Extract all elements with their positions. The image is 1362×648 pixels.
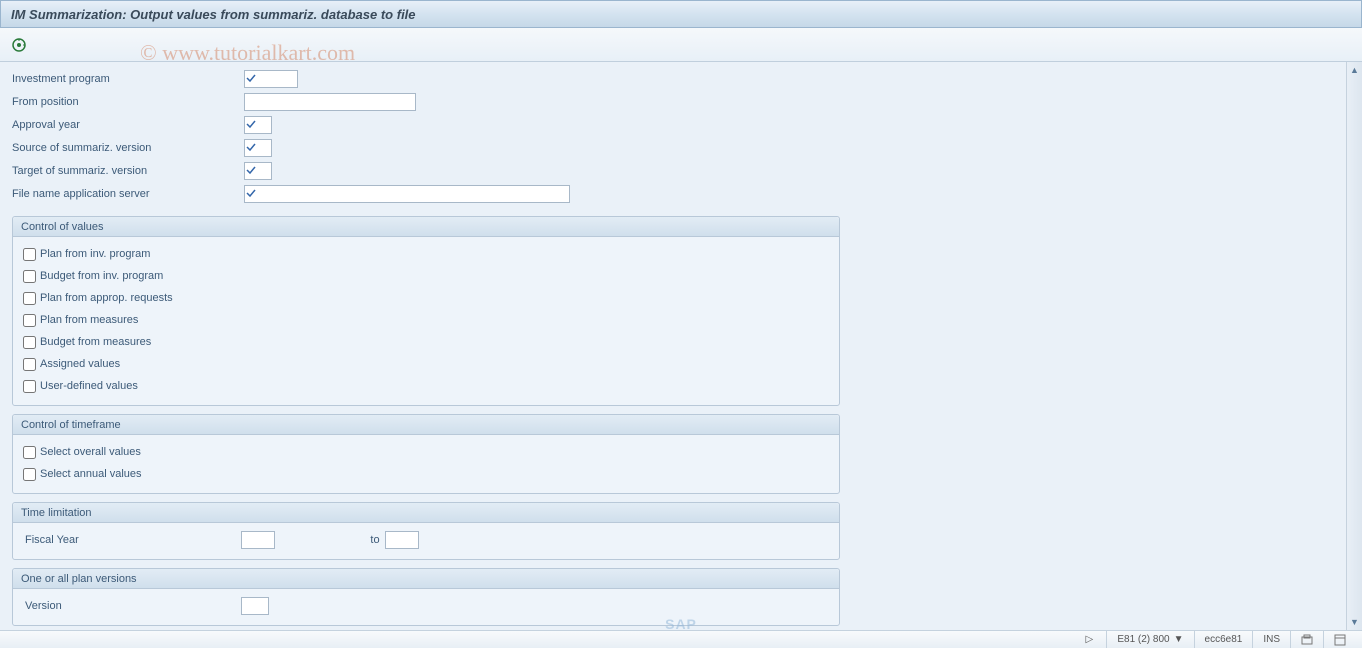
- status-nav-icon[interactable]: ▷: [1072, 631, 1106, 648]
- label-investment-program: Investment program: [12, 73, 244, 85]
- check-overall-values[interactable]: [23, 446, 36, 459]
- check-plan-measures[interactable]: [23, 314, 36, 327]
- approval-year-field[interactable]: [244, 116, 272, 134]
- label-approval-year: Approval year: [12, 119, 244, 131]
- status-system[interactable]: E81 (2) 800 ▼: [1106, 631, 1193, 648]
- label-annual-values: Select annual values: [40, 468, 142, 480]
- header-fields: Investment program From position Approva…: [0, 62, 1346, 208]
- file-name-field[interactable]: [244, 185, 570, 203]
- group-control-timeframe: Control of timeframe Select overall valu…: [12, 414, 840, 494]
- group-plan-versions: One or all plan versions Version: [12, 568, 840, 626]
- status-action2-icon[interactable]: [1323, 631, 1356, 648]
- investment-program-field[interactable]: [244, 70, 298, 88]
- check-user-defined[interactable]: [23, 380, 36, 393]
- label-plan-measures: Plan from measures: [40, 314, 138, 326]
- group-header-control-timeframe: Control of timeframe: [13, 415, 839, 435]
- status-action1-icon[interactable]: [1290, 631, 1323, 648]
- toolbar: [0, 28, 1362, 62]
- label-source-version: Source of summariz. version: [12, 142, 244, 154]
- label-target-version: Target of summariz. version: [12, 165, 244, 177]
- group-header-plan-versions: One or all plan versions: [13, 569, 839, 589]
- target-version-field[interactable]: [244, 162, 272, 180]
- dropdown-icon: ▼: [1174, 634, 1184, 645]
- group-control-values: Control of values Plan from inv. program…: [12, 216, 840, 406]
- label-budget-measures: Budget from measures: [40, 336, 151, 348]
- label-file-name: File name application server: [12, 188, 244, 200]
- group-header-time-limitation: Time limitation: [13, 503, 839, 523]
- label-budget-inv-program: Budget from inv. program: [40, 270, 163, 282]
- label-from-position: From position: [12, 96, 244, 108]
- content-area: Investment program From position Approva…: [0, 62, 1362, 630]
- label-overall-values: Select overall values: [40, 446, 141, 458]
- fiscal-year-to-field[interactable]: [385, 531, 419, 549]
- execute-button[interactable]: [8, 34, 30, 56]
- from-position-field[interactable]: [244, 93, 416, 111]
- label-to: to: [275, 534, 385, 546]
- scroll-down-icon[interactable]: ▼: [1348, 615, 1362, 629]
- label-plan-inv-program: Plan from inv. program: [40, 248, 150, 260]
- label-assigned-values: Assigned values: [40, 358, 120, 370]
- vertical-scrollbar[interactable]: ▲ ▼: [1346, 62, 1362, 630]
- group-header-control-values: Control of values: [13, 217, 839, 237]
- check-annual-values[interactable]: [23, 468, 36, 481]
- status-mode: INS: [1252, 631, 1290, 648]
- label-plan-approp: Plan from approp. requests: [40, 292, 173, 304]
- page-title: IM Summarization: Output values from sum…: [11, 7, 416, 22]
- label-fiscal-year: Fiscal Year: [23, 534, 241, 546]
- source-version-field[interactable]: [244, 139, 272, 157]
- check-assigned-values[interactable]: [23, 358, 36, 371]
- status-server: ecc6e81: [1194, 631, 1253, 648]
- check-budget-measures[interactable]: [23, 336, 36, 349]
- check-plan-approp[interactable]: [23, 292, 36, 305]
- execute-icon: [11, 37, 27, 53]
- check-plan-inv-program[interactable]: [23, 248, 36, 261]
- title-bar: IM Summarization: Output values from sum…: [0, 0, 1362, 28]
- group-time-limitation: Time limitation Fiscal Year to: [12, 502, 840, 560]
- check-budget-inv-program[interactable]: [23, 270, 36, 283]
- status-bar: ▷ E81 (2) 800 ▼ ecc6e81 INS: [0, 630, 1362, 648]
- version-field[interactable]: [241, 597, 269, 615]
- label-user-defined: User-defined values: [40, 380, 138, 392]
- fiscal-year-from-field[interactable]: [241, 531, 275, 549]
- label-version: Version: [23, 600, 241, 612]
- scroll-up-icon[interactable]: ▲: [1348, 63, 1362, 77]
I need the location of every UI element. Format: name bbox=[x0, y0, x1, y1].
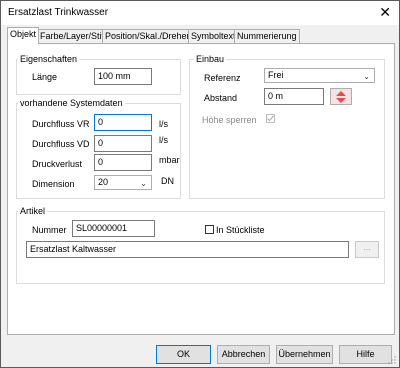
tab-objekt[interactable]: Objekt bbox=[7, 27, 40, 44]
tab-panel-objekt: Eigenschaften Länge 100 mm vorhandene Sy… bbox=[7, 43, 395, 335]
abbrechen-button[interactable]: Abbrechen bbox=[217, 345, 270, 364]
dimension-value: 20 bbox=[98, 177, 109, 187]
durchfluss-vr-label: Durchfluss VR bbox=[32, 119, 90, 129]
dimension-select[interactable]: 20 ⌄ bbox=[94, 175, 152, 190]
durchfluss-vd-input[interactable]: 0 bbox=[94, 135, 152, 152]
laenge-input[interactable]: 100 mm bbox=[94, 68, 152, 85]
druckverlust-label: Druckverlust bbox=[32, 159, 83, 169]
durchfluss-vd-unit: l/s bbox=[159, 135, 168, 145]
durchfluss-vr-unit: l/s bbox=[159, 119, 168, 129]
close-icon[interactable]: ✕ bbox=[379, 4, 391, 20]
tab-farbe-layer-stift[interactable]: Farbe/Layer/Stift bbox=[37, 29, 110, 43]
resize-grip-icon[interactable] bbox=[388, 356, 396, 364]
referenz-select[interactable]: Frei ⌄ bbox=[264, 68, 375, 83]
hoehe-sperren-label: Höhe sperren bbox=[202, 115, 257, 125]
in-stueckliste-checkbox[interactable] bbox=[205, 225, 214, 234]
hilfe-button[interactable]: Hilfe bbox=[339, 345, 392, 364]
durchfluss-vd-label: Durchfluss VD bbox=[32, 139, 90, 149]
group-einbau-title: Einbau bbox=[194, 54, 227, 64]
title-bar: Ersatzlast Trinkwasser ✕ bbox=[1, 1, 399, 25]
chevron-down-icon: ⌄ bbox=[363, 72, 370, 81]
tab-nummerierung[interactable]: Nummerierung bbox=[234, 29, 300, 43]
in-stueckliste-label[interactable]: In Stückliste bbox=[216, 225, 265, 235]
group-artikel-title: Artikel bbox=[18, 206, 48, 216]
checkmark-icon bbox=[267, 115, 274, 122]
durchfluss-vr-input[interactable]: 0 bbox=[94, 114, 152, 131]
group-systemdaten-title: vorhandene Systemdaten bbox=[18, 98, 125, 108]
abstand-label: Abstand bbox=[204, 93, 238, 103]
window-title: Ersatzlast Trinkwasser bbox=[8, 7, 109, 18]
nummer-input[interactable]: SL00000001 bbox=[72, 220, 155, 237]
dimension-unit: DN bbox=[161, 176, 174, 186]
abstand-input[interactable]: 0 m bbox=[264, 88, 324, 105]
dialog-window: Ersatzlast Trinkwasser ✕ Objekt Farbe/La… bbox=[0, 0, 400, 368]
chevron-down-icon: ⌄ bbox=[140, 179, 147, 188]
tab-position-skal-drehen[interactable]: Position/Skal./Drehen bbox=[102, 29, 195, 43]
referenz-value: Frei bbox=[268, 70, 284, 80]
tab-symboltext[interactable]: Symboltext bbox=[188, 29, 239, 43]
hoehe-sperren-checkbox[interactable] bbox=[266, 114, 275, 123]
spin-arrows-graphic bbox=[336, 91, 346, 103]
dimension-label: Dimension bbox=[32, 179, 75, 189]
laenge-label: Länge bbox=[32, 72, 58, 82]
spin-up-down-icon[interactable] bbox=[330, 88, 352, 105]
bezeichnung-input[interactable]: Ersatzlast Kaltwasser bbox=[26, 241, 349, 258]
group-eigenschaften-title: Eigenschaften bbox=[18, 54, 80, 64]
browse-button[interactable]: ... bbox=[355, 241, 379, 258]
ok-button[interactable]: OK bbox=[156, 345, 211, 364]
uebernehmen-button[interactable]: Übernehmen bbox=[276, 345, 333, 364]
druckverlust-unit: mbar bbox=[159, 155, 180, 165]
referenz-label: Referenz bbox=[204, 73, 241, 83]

----------------

- _Written request_: Reproduce every line of the listing from the line containing "tab-objekt[interactable]: Objekt bbox=[7, 27, 40, 44]" down to the line containing "group-systemdaten-title: vorhandene Systemdaten", substituting "Kaltwasser" for "Trinkwasser" and leaving everything else unchanged.

- _Result below_:
tab-objekt[interactable]: Objekt bbox=[7, 27, 40, 44]
tab-panel-objekt: Eigenschaften Länge 100 mm vorhandene Sy… bbox=[7, 43, 395, 335]
abbrechen-button[interactable]: Abbrechen bbox=[217, 345, 270, 364]
dimension-value: 20 bbox=[98, 177, 109, 187]
durchfluss-vr-label: Durchfluss VR bbox=[32, 119, 90, 129]
dimension-select[interactable]: 20 ⌄ bbox=[94, 175, 152, 190]
durchfluss-vd-input[interactable]: 0 bbox=[94, 135, 152, 152]
laenge-input[interactable]: 100 mm bbox=[94, 68, 152, 85]
druckverlust-label: Druckverlust bbox=[32, 159, 83, 169]
durchfluss-vd-unit: l/s bbox=[159, 135, 168, 145]
durchfluss-vr-unit: l/s bbox=[159, 119, 168, 129]
close-icon[interactable]: ✕ bbox=[379, 4, 391, 20]
tab-farbe-layer-stift[interactable]: Farbe/Layer/Stift bbox=[37, 29, 110, 43]
resize-grip-icon[interactable] bbox=[388, 356, 396, 364]
referenz-select[interactable]: Frei ⌄ bbox=[264, 68, 375, 83]
hoehe-sperren-label: Höhe sperren bbox=[202, 115, 257, 125]
in-stueckliste-checkbox[interactable] bbox=[205, 225, 214, 234]
hilfe-button[interactable]: Hilfe bbox=[339, 345, 392, 364]
durchfluss-vd-label: Durchfluss VD bbox=[32, 139, 90, 149]
group-einbau-title: Einbau bbox=[194, 54, 227, 64]
title-bar: Ersatzlast Kaltwasser ✕ bbox=[1, 1, 399, 25]
chevron-down-icon: ⌄ bbox=[363, 72, 370, 81]
tab-nummerierung[interactable]: Nummerierung bbox=[234, 29, 300, 43]
in-stueckliste-label[interactable]: In Stückliste bbox=[216, 225, 265, 235]
group-artikel-title: Artikel bbox=[18, 206, 48, 216]
checkmark-icon bbox=[267, 115, 274, 122]
durchfluss-vr-input[interactable]: 0 bbox=[94, 114, 152, 131]
group-systemdaten-title: vorhandene Systemdaten bbox=[18, 98, 125, 108]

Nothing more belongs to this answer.